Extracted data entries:
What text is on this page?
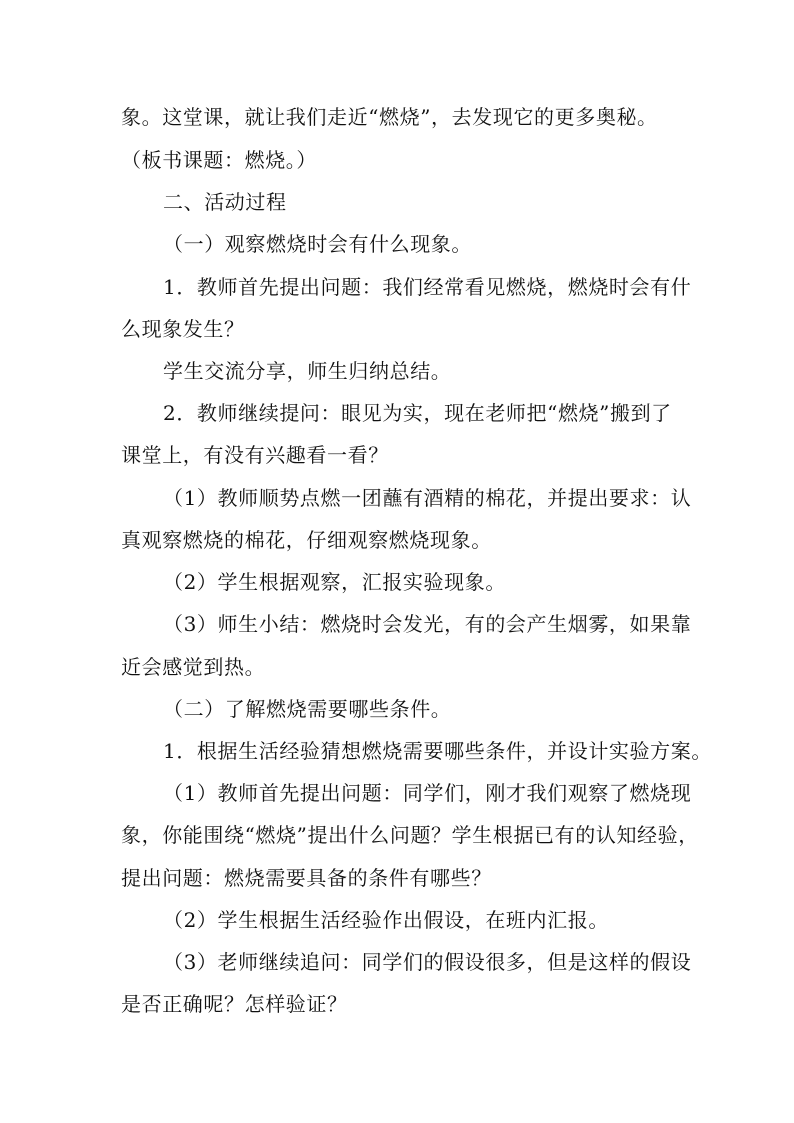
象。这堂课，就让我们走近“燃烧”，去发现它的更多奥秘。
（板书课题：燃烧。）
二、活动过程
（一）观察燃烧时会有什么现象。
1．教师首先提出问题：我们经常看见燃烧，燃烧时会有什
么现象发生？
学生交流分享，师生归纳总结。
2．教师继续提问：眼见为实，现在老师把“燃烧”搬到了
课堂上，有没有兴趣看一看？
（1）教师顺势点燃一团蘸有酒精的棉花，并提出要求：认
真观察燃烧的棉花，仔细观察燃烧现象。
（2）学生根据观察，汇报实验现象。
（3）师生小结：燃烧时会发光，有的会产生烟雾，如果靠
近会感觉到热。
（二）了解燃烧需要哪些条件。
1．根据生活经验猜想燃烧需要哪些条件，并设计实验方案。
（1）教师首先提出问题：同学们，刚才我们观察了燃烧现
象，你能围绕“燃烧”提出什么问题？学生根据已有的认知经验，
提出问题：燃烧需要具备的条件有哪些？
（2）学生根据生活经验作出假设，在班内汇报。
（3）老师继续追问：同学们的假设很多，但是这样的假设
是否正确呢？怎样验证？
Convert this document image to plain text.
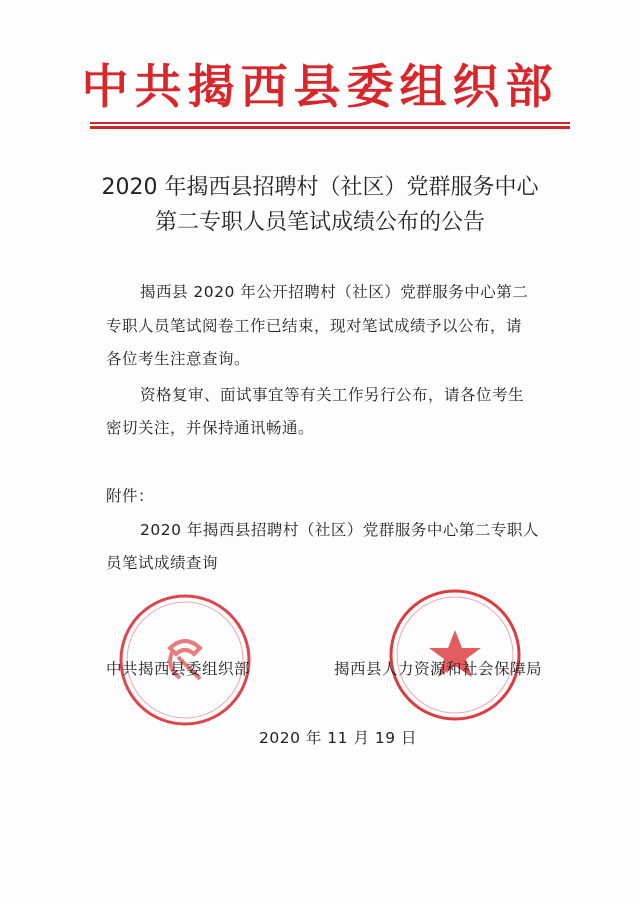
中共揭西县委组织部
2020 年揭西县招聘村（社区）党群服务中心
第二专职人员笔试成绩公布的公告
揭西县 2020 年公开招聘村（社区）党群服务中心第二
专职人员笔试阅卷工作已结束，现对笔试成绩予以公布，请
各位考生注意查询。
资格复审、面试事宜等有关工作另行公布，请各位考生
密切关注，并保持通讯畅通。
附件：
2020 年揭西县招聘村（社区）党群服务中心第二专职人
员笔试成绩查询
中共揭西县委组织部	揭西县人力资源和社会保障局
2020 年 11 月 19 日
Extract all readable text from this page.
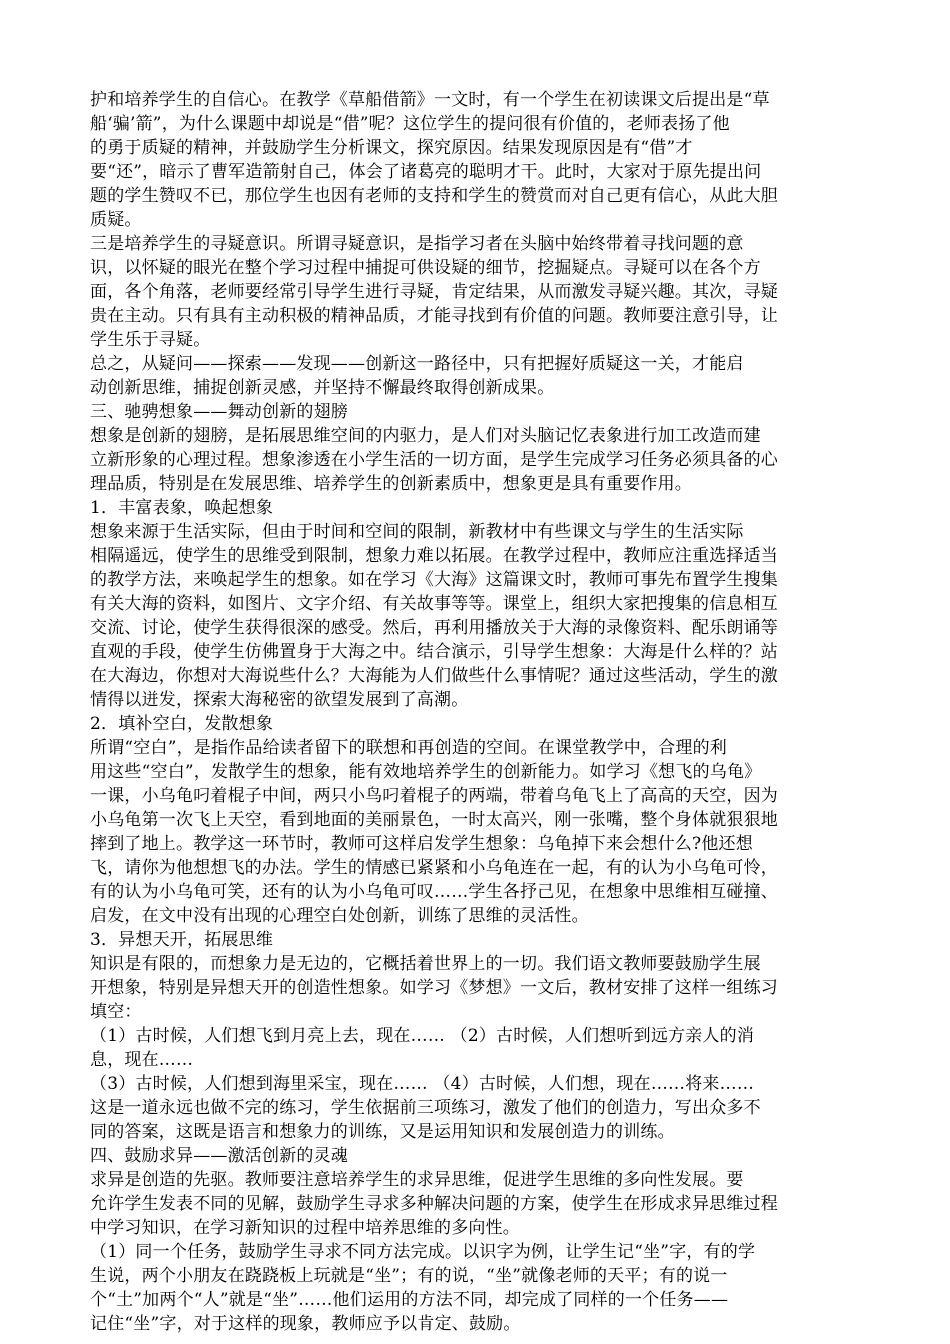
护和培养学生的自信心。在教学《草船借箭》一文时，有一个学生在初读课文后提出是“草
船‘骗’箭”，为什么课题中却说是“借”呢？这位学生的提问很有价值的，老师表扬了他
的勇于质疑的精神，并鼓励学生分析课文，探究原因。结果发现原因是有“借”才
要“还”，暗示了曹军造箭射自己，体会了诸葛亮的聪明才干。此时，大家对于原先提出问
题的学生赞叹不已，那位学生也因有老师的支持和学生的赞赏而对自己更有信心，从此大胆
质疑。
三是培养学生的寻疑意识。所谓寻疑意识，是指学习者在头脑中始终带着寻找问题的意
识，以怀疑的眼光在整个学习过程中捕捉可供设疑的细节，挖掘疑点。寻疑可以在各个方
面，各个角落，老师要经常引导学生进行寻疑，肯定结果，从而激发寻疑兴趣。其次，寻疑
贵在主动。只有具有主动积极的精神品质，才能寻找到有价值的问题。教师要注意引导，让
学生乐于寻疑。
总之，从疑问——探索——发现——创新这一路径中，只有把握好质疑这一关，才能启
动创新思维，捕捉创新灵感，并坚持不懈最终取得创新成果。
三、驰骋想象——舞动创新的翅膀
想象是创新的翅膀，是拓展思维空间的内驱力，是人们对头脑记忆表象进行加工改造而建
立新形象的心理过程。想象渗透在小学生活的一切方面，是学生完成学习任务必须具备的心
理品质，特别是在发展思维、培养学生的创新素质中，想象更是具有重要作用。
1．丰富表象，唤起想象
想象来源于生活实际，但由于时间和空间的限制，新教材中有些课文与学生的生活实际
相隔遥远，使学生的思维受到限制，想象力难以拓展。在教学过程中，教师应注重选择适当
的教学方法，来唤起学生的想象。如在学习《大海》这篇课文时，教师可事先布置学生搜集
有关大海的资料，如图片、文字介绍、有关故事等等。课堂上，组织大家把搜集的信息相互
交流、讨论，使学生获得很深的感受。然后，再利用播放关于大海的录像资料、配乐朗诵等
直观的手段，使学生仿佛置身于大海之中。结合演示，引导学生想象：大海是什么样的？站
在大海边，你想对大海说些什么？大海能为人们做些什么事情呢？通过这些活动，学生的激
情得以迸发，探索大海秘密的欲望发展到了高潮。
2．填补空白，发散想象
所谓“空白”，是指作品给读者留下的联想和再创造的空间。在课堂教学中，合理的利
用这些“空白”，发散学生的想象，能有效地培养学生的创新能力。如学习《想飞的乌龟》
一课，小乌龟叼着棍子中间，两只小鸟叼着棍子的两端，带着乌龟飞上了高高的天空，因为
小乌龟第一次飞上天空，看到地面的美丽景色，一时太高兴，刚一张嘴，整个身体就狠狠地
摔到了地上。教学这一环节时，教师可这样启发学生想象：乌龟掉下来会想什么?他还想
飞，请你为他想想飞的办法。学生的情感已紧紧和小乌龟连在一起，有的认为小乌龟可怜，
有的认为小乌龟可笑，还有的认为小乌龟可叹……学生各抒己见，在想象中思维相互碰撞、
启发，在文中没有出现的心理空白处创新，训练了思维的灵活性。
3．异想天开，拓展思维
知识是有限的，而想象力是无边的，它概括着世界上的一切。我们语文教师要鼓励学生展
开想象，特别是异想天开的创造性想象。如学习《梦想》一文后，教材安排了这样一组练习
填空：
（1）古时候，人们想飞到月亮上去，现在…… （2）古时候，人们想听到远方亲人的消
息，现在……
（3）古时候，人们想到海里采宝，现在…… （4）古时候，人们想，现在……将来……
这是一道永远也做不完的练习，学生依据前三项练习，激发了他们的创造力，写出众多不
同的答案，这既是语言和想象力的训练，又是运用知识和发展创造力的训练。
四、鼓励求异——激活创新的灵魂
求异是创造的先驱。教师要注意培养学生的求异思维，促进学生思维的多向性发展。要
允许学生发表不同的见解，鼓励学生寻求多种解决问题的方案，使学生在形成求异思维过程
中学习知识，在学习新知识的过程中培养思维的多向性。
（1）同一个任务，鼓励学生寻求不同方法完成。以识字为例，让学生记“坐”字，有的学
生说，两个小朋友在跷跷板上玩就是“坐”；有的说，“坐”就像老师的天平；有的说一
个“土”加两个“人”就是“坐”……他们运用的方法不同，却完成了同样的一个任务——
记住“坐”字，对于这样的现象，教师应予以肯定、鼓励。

WHAT IS ASKED:
From the records, copy every line that has the string "年揭西县招聘村" in it.

CORRECT RESPONSE:
2020 年揭西县招聘村（社区）党群服务中心
2020 年揭西县招聘村（社区）党群服务中心第二专职人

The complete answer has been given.